OBJECTIVE: Reproduce the complete listing without any deviation.

DATASET EXCERPTS:
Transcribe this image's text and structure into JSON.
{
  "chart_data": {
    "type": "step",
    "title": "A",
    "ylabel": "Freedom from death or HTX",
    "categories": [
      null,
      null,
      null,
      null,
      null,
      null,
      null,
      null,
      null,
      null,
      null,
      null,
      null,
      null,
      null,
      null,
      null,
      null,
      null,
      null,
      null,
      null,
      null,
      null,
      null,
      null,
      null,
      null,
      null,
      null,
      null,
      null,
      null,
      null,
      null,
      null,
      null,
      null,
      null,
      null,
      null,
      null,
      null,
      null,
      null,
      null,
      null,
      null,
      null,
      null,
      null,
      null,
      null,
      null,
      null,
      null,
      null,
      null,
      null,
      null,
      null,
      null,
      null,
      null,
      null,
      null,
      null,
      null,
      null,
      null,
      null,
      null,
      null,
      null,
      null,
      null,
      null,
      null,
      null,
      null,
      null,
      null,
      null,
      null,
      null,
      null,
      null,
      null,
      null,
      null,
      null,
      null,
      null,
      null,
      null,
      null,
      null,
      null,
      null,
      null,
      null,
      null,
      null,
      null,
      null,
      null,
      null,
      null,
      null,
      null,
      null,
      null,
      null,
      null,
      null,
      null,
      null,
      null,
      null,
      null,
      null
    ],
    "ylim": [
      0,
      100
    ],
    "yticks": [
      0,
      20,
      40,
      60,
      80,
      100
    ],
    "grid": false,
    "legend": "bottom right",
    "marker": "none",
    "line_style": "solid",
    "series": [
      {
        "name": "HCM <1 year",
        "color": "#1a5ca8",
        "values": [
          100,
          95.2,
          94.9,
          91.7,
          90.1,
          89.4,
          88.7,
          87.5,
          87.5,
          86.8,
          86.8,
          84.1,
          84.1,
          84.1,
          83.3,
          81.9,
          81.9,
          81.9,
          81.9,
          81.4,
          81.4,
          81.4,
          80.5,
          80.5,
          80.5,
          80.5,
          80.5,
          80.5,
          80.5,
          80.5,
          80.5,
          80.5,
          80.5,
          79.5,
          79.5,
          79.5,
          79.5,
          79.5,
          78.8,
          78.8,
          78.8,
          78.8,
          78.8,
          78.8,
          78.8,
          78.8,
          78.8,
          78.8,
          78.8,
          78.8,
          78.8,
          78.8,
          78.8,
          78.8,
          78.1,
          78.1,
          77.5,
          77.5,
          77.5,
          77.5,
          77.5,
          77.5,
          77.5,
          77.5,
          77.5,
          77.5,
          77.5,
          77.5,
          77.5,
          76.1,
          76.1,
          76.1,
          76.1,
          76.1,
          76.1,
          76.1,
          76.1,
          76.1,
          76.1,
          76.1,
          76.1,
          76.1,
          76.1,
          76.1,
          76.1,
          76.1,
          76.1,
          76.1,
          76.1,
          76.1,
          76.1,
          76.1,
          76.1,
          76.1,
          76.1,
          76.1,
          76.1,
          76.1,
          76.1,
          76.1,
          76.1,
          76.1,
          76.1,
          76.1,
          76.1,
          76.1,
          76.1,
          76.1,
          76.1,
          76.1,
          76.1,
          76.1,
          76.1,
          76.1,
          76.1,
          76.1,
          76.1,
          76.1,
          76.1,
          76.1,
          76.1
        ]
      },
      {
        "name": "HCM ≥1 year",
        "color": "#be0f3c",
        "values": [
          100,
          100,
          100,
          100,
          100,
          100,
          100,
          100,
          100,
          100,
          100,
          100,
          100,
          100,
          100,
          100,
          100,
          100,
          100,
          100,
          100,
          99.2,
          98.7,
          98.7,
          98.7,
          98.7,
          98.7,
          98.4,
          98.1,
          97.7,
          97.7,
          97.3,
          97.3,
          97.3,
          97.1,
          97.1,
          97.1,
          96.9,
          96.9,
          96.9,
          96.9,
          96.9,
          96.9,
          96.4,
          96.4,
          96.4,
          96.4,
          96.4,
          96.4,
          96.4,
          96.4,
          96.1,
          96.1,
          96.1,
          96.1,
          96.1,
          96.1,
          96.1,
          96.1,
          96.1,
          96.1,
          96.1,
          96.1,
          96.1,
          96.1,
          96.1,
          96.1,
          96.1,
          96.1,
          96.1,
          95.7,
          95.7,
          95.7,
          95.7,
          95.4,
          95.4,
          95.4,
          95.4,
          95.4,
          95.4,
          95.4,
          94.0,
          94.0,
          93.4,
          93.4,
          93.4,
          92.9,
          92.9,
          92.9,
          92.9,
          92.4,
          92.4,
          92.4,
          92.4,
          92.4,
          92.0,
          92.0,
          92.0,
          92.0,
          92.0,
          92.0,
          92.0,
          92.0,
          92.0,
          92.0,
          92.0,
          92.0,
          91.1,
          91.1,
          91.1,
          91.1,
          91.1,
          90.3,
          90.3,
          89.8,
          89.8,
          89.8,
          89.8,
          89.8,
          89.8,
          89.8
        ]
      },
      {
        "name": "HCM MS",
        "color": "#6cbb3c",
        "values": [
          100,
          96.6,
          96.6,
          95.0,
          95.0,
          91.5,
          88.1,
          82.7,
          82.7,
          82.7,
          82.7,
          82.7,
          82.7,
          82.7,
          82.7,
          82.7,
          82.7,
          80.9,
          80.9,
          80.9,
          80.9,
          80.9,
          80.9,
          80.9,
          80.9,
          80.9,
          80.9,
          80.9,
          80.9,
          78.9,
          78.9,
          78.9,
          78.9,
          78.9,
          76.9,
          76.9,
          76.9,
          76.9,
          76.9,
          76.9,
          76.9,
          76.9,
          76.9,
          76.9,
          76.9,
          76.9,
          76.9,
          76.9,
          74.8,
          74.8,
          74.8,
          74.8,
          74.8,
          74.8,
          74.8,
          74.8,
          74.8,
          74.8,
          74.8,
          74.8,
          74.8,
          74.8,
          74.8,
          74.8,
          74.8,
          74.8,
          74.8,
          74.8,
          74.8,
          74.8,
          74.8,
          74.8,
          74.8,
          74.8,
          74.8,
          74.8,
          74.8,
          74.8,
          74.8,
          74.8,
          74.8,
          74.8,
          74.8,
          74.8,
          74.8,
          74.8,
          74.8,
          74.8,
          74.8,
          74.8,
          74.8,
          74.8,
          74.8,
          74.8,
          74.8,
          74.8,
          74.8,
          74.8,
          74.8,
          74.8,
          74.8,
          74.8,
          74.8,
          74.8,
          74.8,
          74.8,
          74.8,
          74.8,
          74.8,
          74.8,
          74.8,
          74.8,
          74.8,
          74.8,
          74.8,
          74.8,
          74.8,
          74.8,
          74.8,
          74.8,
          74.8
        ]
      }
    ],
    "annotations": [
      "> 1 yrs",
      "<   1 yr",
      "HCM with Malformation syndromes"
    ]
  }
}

OUTPUT OF THE TASK:
Transcribe this image's text and structure into JSON.
{
  "chart_data": {
    "type": "step",
    "title": "A",
    "ylabel": "Freedom from death or HTX",
    "categories": [
      null,
      null,
      null,
      null,
      null,
      null,
      null,
      null,
      null,
      null,
      null,
      null,
      null,
      null,
      null,
      null,
      null,
      null,
      null,
      null,
      null,
      null,
      null,
      null,
      null,
      null,
      null,
      null,
      null,
      null,
      null,
      null,
      null,
      null,
      null,
      null,
      null,
      null,
      null,
      null,
      null,
      null,
      null,
      null,
      null,
      null,
      null,
      null,
      null,
      null,
      null,
      null,
      null,
      null,
      null,
      null,
      null,
      null,
      null,
      null,
      null,
      null,
      null,
      null,
      null,
      null,
      null,
      null,
      null,
      null,
      null,
      null,
      null,
      null,
      null,
      null,
      null,
      null,
      null,
      null,
      null,
      null,
      null,
      null,
      null,
      null,
      null,
      null,
      null,
      null,
      null,
      null,
      null,
      null,
      null,
      null,
      null,
      null,
      null,
      null,
      null,
      null,
      null,
      null,
      null,
      null,
      null,
      null,
      null,
      null,
      null,
      null,
      null,
      null,
      null,
      null,
      null,
      null,
      null,
      null,
      null
    ],
    "ylim": [
      0,
      100
    ],
    "yticks": [
      0,
      20,
      40,
      60,
      80,
      100
    ],
    "grid": false,
    "legend": "bottom right",
    "marker": "none",
    "line_style": "solid",
    "series": [
      {
        "name": "HCM <1 year",
        "color": "#1a5ca8",
        "values": [
          100,
          95.2,
          94.9,
          91.7,
          90.1,
          89.4,
          88.7,
          87.5,
          87.5,
          86.8,
          86.8,
          84.1,
          84.1,
          84.1,
          83.3,
          81.9,
          81.9,
          81.9,
          81.9,
          81.4,
          81.4,
          81.4,
          80.5,
          80.5,
          80.5,
          80.5,
          80.5,
          80.5,
          80.5,
          80.5,
          80.5,
          80.5,
          80.5,
          79.5,
          79.5,
          79.5,
          79.5,
          79.5,
          78.8,
          78.8,
          78.8,
          78.8,
          78.8,
          78.8,
          78.8,
          78.8,
          78.8,
          78.8,
          78.8,
          78.8,
          78.8,
          78.8,
          78.8,
          78.8,
          78.1,
          78.1,
          77.5,
          77.5,
          77.5,
          77.5,
          77.5,
          77.5,
          77.5,
          77.5,
          77.5,
          77.5,
          77.5,
          77.5,
          77.5,
          76.1,
          76.1,
          76.1,
          76.1,
          76.1,
          76.1,
          76.1,
          76.1,
          76.1,
          76.1,
          76.1,
          76.1,
          76.1,
          76.1,
          76.1,
          76.1,
          76.1,
          76.1,
          76.1,
          76.1,
          76.1,
          76.1,
          76.1,
          76.1,
          76.1,
          76.1,
          76.1,
          76.1,
          76.1,
          76.1,
          76.1,
          76.1,
          76.1,
          76.1,
          76.1,
          76.1,
          76.1,
          76.1,
          76.1,
          76.1,
          76.1,
          76.1,
          76.1,
          76.1,
          76.1,
          76.1,
          76.1,
          76.1,
          76.1,
          76.1,
          76.1,
          76.1
        ]
      },
      {
        "name": "HCM ≥1 year",
        "color": "#be0f3c",
        "values": [
          100,
          100,
          100,
          100,
          100,
          100,
          100,
          100,
          100,
          100,
          100,
          100,
          100,
          100,
          100,
          100,
          100,
          100,
          100,
          100,
          100,
          99.2,
          98.7,
          98.7,
          98.7,
          98.7,
          98.7,
          98.4,
          98.1,
          97.7,
          97.7,
          97.3,
          97.3,
          97.3,
          97.1,
          97.1,
          97.1,
          96.9,
          96.9,
          96.9,
          96.9,
          96.9,
          96.9,
          96.4,
          96.4,
          96.4,
          96.4,
          96.4,
          96.4,
          96.4,
          96.4,
          96.1,
          96.1,
          96.1,
          96.1,
          96.1,
          96.1,
          96.1,
          96.1,
          96.1,
          96.1,
          96.1,
          96.1,
          96.1,
          96.1,
          96.1,
          96.1,
          96.1,
          96.1,
          96.1,
          95.7,
          95.7,
          95.7,
          95.7,
          95.4,
          95.4,
          95.4,
          95.4,
          95.4,
          95.4,
          95.4,
          94.0,
          94.0,
          93.4,
          93.4,
          93.4,
          92.9,
          92.9,
          92.9,
          92.9,
          92.4,
          92.4,
          92.4,
          92.4,
          92.4,
          92.0,
          92.0,
          92.0,
          92.0,
          92.0,
          92.0,
          92.0,
          92.0,
          92.0,
          92.0,
          92.0,
          92.0,
          91.1,
          91.1,
          91.1,
          91.1,
          91.1,
          90.3,
          90.3,
          89.8,
          89.8,
          89.8,
          89.8,
          89.8,
          89.8,
          89.8
        ]
      },
      {
        "name": "HCM MS",
        "color": "#6cbb3c",
        "values": [
          100,
          96.6,
          96.6,
          95.0,
          95.0,
          91.5,
          88.1,
          82.7,
          82.7,
          82.7,
          82.7,
          82.7,
          82.7,
          82.7,
          82.7,
          82.7,
          82.7,
          80.9,
          80.9,
          80.9,
          80.9,
          80.9,
          80.9,
          80.9,
          80.9,
          80.9,
          80.9,
          80.9,
          80.9,
          78.9,
          78.9,
          78.9,
          78.9,
          78.9,
          76.9,
          76.9,
          76.9,
          76.9,
          76.9,
          76.9,
          76.9,
          76.9,
          76.9,
          76.9,
          76.9,
          76.9,
          76.9,
          76.9,
          74.8,
          74.8,
          74.8,
          74.8,
          74.8,
          74.8,
          74.8,
          74.8,
          74.8,
          74.8,
          74.8,
          74.8,
          74.8,
          74.8,
          74.8,
          74.8,
          74.8,
          74.8,
          74.8,
          74.8,
          74.8,
          74.8,
          74.8,
          74.8,
          74.8,
          74.8,
          74.8,
          74.8,
          74.8,
          74.8,
          74.8,
          74.8,
          74.8,
          74.8,
          74.8,
          74.8,
          74.8,
          74.8,
          74.8,
          74.8,
          74.8,
          74.8,
          74.8,
          74.8,
          74.8,
          74.8,
          74.8,
          74.8,
          74.8,
          74.8,
          74.8,
          74.8,
          74.8,
          74.8,
          74.8,
          74.8,
          74.8,
          74.8,
          74.8,
          74.8,
          74.8,
          74.8,
          74.8,
          74.8,
          74.8,
          74.8,
          74.8,
          74.8,
          74.8,
          74.8,
          74.8,
          74.8,
          74.8
        ]
      }
    ],
    "annotations": [
      "> 1 yrs",
      "<   1 yr",
      "HCM with Malformation syndromes"
    ]
  }
}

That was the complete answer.